### Short problem
Give the number of lines that include the string "whatsapp", nothing more.

[Dataset records]

--------

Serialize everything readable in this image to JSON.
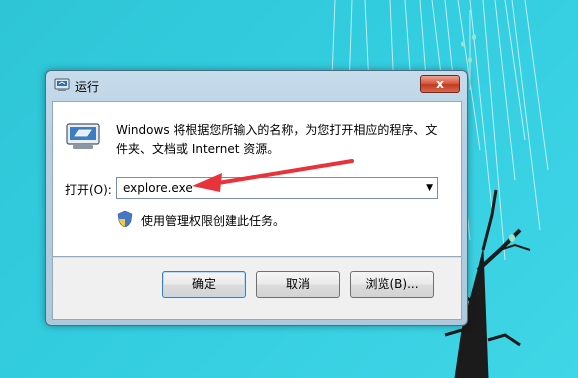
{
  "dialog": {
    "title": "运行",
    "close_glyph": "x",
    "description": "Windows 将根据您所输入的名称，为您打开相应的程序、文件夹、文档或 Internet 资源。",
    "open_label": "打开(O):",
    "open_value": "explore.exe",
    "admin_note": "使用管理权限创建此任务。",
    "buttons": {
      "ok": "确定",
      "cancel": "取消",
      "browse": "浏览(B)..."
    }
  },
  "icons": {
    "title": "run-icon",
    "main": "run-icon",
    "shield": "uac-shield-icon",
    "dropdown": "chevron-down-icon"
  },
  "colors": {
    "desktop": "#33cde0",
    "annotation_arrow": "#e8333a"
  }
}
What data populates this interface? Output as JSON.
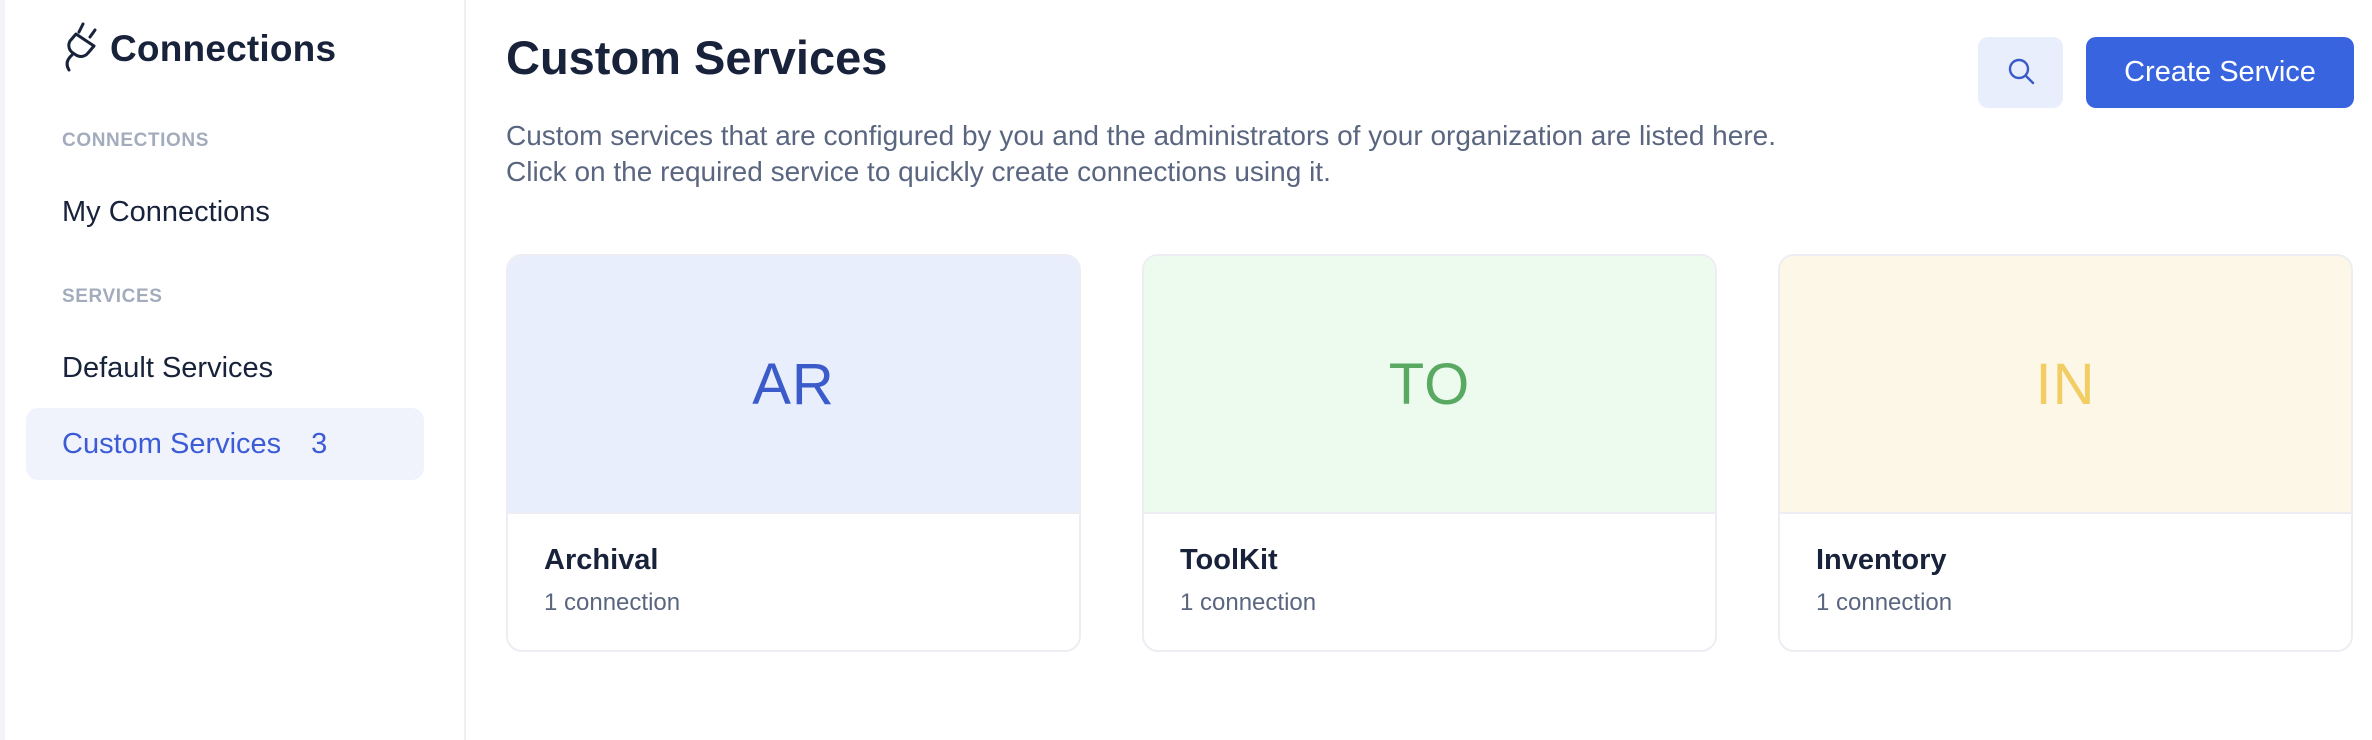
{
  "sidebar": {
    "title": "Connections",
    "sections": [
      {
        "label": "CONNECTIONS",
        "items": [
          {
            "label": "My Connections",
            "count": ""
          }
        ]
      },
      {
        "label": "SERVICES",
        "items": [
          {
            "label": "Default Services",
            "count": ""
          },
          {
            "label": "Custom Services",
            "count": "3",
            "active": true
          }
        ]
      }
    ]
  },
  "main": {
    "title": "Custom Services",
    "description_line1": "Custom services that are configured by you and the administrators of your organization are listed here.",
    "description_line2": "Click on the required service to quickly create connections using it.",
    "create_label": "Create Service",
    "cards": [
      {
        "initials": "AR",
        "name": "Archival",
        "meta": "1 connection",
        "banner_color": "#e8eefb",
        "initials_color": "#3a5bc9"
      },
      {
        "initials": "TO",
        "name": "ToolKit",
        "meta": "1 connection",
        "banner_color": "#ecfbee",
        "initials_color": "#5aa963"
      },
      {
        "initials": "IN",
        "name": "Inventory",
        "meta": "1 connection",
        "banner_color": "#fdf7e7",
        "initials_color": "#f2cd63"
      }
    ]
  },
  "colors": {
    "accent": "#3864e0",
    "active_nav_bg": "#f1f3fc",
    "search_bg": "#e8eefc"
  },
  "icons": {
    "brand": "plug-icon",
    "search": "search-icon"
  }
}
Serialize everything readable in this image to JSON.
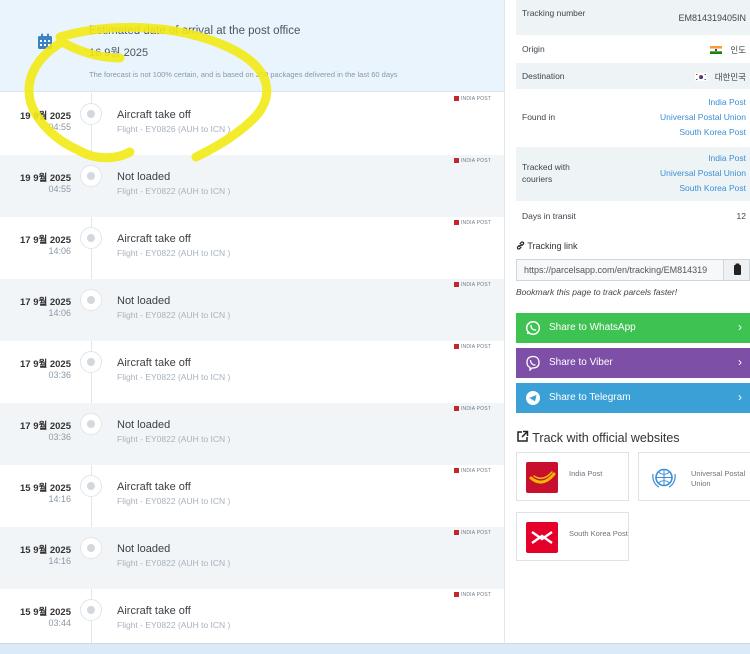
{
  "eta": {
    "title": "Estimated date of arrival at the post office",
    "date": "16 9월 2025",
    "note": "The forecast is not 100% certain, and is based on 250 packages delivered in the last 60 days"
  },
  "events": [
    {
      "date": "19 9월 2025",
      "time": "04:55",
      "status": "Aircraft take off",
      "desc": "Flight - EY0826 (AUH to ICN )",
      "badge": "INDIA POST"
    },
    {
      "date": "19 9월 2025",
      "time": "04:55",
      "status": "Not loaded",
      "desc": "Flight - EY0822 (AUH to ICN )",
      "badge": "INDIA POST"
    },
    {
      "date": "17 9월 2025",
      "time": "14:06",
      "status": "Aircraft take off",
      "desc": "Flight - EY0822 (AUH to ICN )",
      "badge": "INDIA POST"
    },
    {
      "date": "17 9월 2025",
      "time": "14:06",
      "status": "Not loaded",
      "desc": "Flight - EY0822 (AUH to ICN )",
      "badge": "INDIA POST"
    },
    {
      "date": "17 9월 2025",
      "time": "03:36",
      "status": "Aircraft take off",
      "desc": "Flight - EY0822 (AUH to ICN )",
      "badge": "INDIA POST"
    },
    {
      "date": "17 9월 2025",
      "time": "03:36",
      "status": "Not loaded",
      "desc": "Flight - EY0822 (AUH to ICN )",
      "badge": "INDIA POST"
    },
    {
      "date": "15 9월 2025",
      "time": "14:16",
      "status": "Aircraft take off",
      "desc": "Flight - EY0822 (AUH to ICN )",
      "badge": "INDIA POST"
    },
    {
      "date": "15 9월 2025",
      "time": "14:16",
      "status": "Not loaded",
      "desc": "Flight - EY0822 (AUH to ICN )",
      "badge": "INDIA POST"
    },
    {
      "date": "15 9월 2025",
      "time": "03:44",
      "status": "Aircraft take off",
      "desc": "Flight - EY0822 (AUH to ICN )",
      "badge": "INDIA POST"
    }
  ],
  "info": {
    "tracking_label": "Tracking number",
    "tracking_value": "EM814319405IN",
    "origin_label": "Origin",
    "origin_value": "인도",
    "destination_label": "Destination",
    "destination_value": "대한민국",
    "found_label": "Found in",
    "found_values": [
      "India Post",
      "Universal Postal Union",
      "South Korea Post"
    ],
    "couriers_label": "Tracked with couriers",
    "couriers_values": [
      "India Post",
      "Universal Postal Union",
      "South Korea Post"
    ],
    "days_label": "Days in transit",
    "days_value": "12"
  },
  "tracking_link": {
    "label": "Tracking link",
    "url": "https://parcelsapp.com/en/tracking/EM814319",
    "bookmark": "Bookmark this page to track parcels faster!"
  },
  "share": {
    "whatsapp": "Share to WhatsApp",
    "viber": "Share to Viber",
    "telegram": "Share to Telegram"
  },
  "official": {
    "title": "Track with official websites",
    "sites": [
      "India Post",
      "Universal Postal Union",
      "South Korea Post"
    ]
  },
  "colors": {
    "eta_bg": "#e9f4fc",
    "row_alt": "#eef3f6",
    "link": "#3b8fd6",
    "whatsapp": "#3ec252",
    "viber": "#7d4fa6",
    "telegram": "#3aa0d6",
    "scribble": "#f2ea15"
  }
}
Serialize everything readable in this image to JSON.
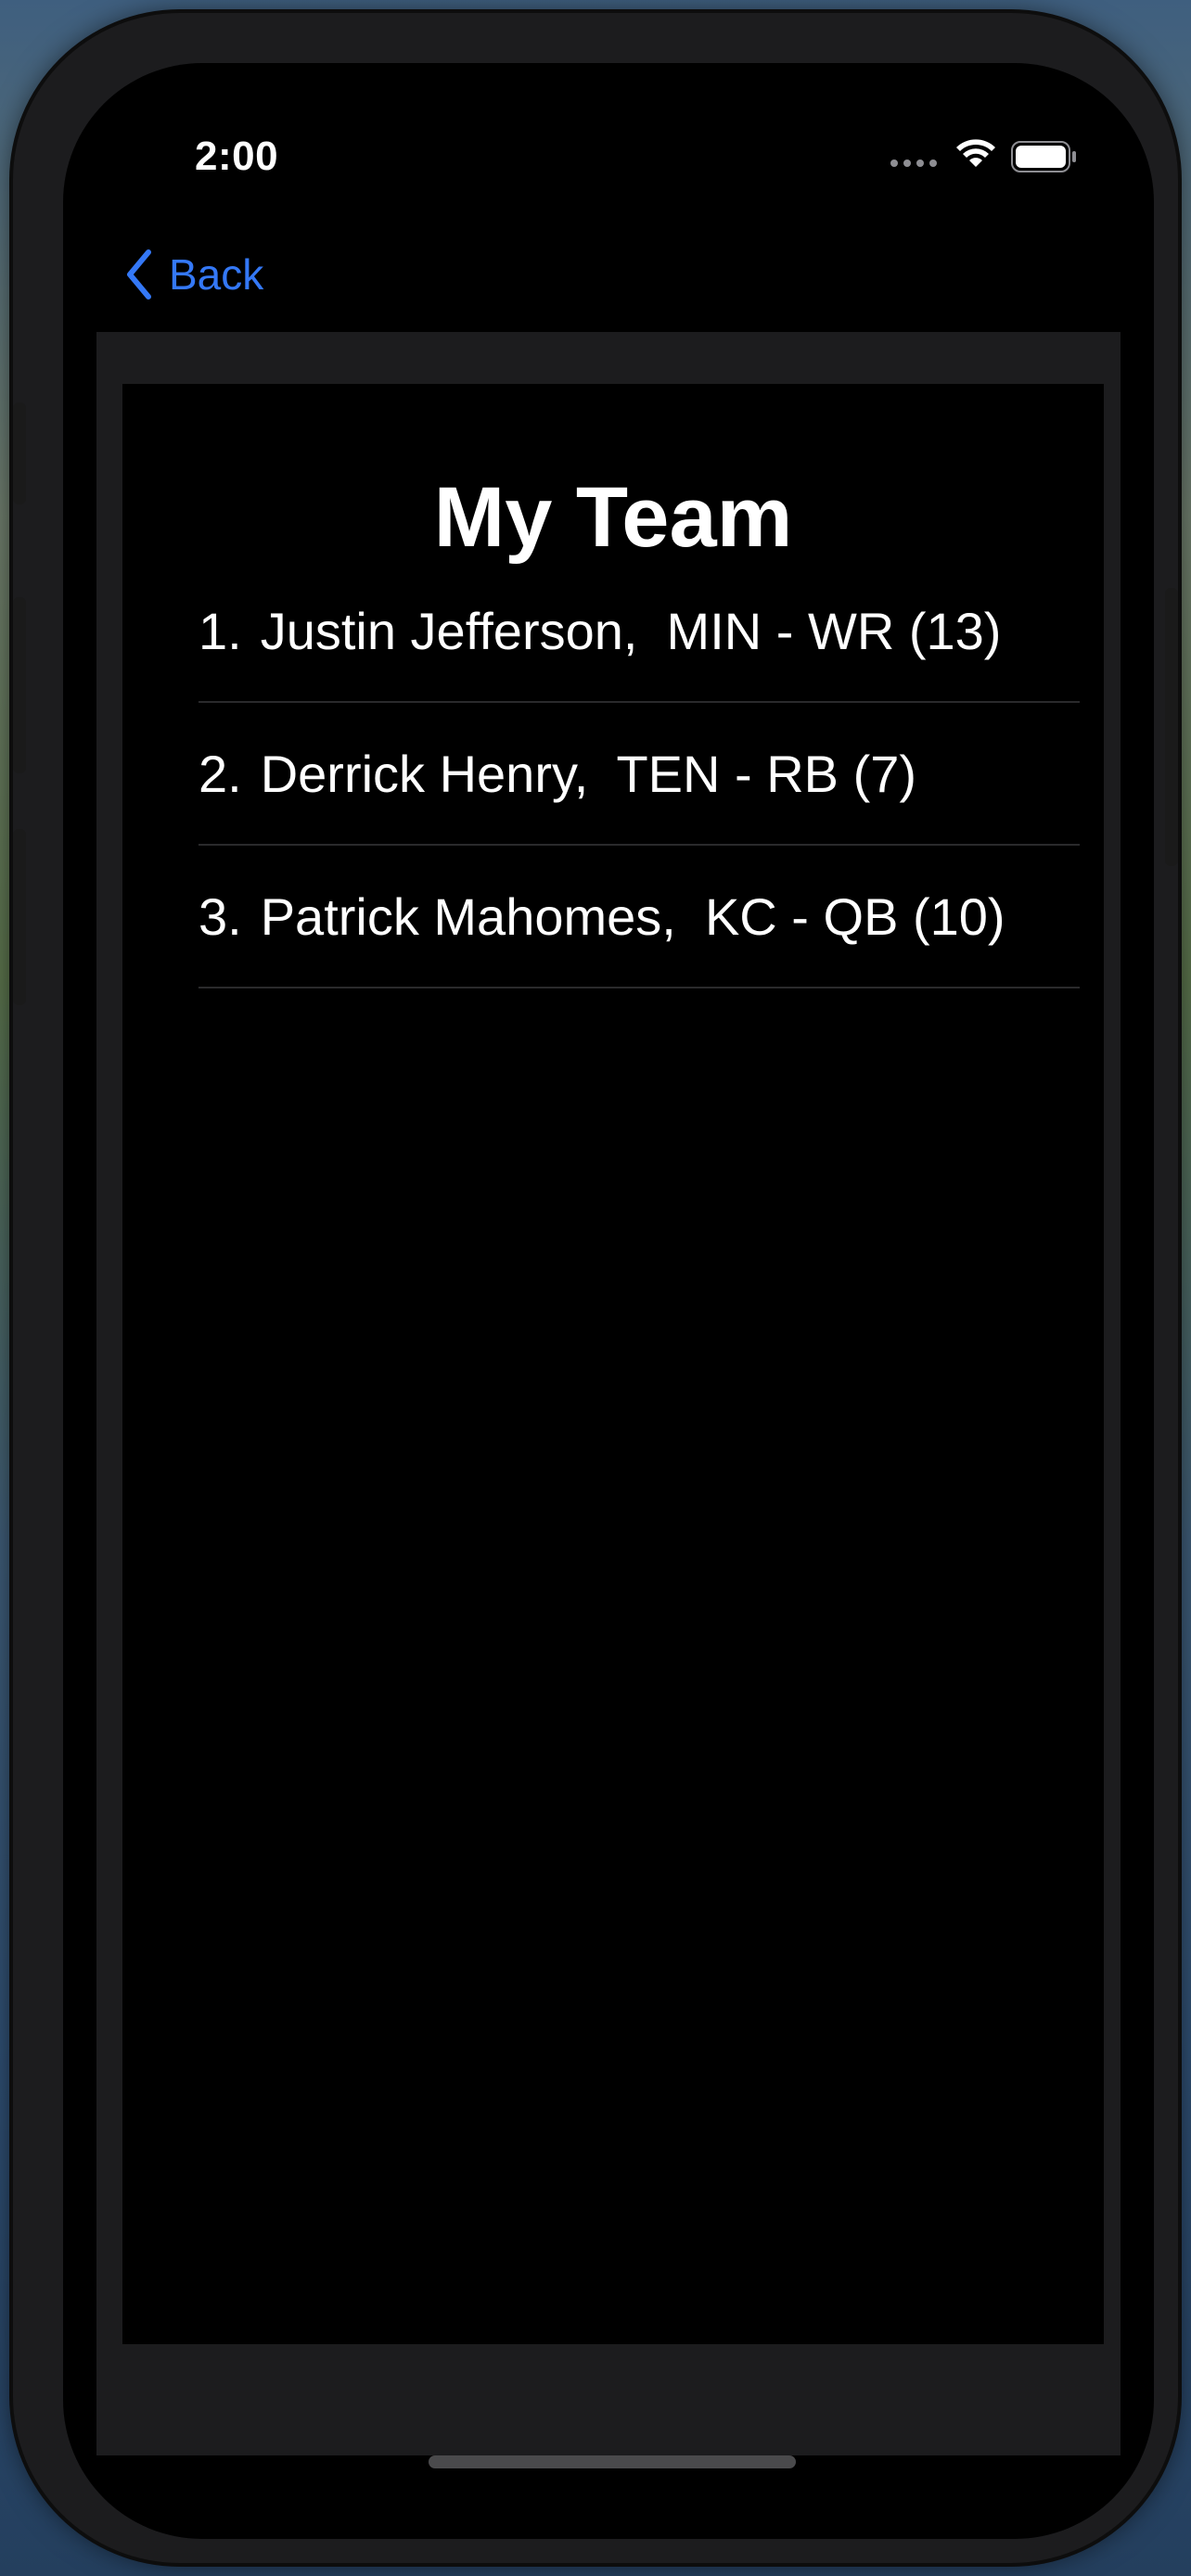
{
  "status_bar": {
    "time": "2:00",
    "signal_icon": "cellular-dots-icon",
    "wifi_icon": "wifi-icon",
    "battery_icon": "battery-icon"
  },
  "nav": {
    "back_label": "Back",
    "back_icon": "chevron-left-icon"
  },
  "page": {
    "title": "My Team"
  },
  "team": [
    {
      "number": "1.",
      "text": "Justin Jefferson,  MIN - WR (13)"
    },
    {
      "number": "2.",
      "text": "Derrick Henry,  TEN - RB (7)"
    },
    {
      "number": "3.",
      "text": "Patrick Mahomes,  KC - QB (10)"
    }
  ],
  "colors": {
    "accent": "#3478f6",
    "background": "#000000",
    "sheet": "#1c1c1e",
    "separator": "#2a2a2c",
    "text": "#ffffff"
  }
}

--------

### Exercise response
2